(Problem statement): Scan the data for "color" and copy the lines it appears in.

(Exercise material):
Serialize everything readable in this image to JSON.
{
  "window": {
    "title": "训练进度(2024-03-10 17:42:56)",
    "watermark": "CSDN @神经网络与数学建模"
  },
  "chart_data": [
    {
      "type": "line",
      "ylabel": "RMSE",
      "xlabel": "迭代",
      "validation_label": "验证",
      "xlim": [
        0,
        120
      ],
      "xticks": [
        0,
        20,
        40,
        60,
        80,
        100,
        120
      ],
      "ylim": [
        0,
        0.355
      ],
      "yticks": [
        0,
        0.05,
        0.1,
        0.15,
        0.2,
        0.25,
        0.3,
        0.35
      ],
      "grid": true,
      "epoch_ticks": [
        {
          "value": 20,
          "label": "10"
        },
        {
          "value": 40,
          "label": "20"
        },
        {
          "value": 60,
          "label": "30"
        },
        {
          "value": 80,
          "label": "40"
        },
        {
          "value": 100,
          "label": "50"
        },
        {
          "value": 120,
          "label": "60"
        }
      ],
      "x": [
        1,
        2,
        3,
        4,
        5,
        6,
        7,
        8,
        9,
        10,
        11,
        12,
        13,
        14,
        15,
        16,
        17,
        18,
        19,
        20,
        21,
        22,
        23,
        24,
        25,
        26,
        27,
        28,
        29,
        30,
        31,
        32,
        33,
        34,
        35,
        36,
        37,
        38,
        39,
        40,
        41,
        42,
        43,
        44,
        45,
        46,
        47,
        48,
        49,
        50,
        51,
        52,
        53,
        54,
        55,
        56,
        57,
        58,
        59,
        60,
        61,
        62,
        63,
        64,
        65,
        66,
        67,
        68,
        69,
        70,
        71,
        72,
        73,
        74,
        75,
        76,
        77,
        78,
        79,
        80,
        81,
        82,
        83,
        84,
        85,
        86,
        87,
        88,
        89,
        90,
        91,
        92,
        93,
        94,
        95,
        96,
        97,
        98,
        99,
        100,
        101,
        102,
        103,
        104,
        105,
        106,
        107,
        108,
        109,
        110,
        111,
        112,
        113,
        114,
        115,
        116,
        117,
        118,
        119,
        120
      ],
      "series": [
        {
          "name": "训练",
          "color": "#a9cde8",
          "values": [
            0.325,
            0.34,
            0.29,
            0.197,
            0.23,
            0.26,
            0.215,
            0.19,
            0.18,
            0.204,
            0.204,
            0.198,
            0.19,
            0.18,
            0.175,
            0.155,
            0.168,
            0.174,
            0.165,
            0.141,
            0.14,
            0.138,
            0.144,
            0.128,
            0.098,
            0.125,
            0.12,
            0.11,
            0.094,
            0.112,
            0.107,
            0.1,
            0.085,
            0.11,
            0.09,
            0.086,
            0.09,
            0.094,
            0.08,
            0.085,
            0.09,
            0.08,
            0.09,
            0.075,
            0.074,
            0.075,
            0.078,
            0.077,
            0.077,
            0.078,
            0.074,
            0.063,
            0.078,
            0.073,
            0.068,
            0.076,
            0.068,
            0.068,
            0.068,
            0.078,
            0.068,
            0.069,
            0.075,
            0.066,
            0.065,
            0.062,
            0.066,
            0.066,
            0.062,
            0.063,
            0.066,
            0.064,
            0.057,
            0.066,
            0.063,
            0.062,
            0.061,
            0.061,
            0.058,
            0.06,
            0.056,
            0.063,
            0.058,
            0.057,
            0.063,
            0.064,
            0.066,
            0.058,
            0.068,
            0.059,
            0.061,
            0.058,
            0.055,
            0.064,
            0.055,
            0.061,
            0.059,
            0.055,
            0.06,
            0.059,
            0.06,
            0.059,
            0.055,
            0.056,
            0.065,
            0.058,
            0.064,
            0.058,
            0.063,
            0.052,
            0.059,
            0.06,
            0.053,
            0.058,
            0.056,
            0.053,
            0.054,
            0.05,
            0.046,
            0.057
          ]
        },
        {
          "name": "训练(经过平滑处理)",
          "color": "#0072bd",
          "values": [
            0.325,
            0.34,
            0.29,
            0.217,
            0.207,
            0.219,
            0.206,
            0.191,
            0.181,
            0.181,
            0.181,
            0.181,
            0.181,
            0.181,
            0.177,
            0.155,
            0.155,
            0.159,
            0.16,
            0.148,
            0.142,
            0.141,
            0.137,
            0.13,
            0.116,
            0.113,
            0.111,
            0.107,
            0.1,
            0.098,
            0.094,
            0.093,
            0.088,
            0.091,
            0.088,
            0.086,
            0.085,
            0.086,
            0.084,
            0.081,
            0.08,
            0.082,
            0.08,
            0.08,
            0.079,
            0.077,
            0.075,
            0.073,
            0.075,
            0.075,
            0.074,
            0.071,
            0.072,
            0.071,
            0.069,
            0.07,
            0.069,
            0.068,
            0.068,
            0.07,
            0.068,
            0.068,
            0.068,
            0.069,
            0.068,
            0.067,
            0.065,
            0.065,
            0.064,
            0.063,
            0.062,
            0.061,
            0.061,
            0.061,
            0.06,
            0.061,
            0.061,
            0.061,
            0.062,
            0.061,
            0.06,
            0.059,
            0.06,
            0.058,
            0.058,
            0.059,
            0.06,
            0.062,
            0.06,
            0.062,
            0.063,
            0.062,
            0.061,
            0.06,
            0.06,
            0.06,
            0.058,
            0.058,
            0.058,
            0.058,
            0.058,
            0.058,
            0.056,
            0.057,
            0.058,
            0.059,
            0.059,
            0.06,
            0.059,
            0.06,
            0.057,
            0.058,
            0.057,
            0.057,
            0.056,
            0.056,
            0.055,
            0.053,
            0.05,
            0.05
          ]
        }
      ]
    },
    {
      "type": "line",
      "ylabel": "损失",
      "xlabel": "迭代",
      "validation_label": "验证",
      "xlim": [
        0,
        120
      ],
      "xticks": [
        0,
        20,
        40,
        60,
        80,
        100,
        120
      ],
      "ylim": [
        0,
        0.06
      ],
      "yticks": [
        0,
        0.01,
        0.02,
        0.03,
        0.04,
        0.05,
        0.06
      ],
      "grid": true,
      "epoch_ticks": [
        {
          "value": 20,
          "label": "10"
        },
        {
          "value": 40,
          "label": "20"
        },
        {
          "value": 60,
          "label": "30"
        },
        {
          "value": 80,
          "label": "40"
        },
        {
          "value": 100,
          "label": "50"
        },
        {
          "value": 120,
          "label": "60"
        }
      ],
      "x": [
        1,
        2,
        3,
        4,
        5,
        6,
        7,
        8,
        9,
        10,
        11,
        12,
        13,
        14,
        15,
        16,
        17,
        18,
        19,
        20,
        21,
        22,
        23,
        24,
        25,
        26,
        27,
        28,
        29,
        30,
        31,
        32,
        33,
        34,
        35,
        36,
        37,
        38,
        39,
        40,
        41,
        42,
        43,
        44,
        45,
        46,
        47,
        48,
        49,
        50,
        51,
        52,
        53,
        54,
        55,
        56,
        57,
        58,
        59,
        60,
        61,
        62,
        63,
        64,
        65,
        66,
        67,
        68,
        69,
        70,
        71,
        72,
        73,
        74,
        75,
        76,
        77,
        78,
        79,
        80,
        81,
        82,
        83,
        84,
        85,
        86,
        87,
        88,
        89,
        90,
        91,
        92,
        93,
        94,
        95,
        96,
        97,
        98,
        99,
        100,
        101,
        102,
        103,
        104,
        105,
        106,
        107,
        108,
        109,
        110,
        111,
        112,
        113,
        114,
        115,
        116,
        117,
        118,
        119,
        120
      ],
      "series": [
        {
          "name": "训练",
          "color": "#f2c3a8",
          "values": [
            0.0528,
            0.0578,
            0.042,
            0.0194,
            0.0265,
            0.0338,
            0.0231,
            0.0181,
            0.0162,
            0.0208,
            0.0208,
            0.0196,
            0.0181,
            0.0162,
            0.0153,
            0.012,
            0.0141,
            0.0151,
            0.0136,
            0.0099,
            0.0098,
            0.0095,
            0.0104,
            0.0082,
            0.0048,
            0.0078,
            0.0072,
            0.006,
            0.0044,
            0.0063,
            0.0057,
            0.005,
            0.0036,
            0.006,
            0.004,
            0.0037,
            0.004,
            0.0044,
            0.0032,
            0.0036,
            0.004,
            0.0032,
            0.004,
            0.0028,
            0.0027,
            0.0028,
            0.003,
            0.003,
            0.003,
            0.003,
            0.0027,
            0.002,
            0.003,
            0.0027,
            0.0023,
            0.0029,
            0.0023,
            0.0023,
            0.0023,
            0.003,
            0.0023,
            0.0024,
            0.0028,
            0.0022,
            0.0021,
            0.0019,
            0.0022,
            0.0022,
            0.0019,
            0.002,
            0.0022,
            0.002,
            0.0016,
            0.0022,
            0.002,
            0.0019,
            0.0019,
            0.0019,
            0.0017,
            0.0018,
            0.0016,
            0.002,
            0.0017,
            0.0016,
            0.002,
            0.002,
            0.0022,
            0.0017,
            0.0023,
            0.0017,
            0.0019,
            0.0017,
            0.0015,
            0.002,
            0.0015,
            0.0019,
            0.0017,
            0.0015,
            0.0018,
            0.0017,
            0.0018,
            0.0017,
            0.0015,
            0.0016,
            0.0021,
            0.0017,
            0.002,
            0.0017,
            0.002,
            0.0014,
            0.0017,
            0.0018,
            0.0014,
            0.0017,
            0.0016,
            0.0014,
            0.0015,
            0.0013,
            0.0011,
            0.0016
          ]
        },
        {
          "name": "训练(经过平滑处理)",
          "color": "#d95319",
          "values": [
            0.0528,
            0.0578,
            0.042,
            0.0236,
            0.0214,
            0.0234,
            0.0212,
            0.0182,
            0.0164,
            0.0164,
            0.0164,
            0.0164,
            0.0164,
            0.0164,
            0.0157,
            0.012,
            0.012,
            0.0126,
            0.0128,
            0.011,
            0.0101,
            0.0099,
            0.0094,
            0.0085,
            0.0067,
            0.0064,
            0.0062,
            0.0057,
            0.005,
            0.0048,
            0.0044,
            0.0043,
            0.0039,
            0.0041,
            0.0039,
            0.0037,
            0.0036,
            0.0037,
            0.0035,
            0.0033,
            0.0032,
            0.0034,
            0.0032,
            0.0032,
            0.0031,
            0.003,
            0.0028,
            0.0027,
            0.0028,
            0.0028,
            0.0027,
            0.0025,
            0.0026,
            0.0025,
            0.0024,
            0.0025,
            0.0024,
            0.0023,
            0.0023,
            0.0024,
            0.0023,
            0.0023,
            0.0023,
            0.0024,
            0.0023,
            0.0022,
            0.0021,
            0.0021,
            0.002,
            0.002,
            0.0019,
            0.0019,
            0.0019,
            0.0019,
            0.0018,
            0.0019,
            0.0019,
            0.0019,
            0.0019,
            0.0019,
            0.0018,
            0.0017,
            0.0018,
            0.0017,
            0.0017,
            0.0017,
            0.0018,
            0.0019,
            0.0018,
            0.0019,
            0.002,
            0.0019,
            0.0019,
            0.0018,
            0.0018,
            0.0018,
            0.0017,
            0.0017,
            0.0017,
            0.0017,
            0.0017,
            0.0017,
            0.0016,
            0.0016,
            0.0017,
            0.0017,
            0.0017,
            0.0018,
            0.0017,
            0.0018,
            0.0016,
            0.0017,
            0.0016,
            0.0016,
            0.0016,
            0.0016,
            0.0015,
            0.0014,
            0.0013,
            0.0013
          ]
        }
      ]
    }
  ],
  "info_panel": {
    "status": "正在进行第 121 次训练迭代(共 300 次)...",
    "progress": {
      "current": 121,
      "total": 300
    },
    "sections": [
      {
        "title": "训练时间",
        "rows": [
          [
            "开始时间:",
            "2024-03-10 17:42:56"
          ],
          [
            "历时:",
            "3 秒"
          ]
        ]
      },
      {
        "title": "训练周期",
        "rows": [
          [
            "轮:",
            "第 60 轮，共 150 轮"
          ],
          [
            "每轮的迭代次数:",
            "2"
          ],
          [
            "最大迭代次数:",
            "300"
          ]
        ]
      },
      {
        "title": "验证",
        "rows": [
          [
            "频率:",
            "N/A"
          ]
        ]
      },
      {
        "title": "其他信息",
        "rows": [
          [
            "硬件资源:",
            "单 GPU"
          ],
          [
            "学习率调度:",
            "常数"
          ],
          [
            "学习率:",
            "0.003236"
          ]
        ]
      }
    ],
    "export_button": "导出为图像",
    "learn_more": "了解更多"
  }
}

(Answer):
          "color": "#a9cde8",
          "color": "#0072bd",
          "color": "#f2c3a8",
          "color": "#d95319",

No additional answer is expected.